[BEGIN DATA RECORDS]

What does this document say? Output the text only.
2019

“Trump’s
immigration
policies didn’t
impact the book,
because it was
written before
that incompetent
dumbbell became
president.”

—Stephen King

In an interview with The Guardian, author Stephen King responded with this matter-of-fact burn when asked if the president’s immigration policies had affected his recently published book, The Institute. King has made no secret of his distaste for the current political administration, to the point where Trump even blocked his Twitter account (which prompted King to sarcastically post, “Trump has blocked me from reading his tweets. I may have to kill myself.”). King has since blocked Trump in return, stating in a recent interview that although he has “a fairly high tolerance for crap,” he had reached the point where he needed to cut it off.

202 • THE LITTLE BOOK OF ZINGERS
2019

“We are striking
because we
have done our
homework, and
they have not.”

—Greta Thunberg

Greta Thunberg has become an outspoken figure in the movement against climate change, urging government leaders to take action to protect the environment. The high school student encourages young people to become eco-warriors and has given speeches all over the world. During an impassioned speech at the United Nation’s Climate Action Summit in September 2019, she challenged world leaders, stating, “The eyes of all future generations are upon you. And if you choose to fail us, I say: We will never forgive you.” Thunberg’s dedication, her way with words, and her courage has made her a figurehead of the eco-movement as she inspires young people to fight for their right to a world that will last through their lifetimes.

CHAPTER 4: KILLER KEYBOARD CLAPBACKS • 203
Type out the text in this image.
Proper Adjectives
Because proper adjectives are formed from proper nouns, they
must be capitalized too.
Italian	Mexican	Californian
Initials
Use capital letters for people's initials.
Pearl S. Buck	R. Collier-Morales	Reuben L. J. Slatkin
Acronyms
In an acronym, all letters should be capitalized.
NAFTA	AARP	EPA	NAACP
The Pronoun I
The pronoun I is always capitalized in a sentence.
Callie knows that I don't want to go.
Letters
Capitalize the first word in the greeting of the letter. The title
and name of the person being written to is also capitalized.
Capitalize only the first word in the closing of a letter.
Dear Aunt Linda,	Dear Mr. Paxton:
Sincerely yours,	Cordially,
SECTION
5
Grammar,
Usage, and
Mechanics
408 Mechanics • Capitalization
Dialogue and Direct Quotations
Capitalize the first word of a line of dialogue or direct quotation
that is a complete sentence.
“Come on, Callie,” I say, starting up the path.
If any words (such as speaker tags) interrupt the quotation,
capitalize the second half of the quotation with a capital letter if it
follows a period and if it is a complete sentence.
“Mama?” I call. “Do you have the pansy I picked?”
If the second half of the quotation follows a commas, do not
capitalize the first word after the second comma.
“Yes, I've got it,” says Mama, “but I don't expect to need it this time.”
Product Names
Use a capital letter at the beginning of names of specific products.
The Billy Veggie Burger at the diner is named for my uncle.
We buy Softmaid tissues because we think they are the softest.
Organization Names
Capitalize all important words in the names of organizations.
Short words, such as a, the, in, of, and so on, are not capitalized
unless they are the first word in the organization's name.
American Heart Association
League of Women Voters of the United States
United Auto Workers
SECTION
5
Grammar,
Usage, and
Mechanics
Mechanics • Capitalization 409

[END DATA RECORDS]

Write out the material from the first line to the last, exactly.

What does this document say? Output the text only.
2019

“Trump’s
immigration
policies didn’t
impact the book,
because it was
written before
that incompetent
dumbbell became
president.”

—Stephen King

In an interview with The Guardian, author Stephen King responded with this matter-of-fact burn when asked if the president’s immigration policies had affected his recently published book, The Institute. King has made no secret of his distaste for the current political administration, to the point where Trump even blocked his Twitter account (which prompted King to sarcastically post, “Trump has blocked me from reading his tweets. I may have to kill myself.”). King has since blocked Trump in return, stating in a recent interview that although he has “a fairly high tolerance for crap,” he had reached the point where he needed to cut it off.

202 • THE LITTLE BOOK OF ZINGERS
2019

“We are striking
because we
have done our
homework, and
they have not.”

—Greta Thunberg

Greta Thunberg has become an outspoken figure in the movement against climate change, urging government leaders to take action to protect the environment. The high school student encourages young people to become eco-warriors and has given speeches all over the world. During an impassioned speech at the United Nation’s Climate Action Summit in September 2019, she challenged world leaders, stating, “The eyes of all future generations are upon you. And if you choose to fail us, I say: We will never forgive you.” Thunberg’s dedication, her way with words, and her courage has made her a figurehead of the eco-movement as she inspires young people to fight for their right to a world that will last through their lifetimes.

CHAPTER 4: KILLER KEYBOARD CLAPBACKS • 203
Type out the text in this image.
Proper Adjectives
Because proper adjectives are formed from proper nouns, they
must be capitalized too.
Italian	Mexican	Californian
Initials
Use capital letters for people's initials.
Pearl S. Buck	R. Collier-Morales	Reuben L. J. Slatkin
Acronyms
In an acronym, all letters should be capitalized.
NAFTA	AARP	EPA	NAACP
The Pronoun I
The pronoun I is always capitalized in a sentence.
Callie knows that I don't want to go.
Letters
Capitalize the first word in the greeting of the letter. The title
and name of the person being written to is also capitalized.
Capitalize only the first word in the closing of a letter.
Dear Aunt Linda,	Dear Mr. Paxton:
Sincerely yours,	Cordially,
SECTION
5
Grammar,
Usage, and
Mechanics
408 Mechanics • Capitalization
Dialogue and Direct Quotations
Capitalize the first word of a line of dialogue or direct quotation
that is a complete sentence.
“Come on, Callie,” I say, starting up the path.
If any words (such as speaker tags) interrupt the quotation,
capitalize the second half of the quotation with a capital letter if it
follows a period and if it is a complete sentence.
“Mama?” I call. “Do you have the pansy I picked?”
If the second half of the quotation follows a commas, do not
capitalize the first word after the second comma.
“Yes, I've got it,” says Mama, “but I don't expect to need it this time.”
Product Names
Use a capital letter at the beginning of names of specific products.
The Billy Veggie Burger at the diner is named for my uncle.
We buy Softmaid tissues because we think they are the softest.
Organization Names
Capitalize all important words in the names of organizations.
Short words, such as a, the, in, of, and so on, are not capitalized
unless they are the first word in the organization's name.
American Heart Association
League of Women Voters of the United States
United Auto Workers
SECTION
5
Grammar,
Usage, and
Mechanics
Mechanics • Capitalization 409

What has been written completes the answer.